EXERCISE TASK: Each line that follows is to be retyped exactly.

_____

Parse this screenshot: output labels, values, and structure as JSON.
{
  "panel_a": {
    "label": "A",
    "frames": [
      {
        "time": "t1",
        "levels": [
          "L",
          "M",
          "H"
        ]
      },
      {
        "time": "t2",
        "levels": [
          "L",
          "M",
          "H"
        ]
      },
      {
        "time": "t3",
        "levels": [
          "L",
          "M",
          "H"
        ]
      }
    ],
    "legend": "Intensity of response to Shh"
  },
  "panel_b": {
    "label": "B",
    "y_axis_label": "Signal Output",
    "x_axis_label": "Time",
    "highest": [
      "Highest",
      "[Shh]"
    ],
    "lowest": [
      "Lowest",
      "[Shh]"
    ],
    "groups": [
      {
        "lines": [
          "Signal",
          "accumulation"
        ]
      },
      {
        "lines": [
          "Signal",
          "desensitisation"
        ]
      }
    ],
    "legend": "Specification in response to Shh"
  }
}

_____

WRITTEN REPLY:
Parse this screenshot: output labels, values, and structure as JSON.
{
  "panel_a": {
    "label": "A",
    "frames": [
      {
        "time": "t1",
        "levels": [
          "L",
          "M",
          "H"
        ]
      },
      {
        "time": "t2",
        "levels": [
          "L",
          "M",
          "H"
        ]
      },
      {
        "time": "t3",
        "levels": [
          "L",
          "M",
          "H"
        ]
      }
    ],
    "legend": "Intensity of response to Shh"
  },
  "panel_b": {
    "label": "B",
    "y_axis_label": "Signal Output",
    "x_axis_label": "Time",
    "highest": [
      "Highest",
      "[Shh]"
    ],
    "lowest": [
      "Lowest",
      "[Shh]"
    ],
    "groups": [
      {
        "lines": [
          "Signal",
          "accumulation"
        ]
      },
      {
        "lines": [
          "Signal",
          "desensitisation"
        ]
      }
    ],
    "legend": "Specification in response to Shh"
  }
}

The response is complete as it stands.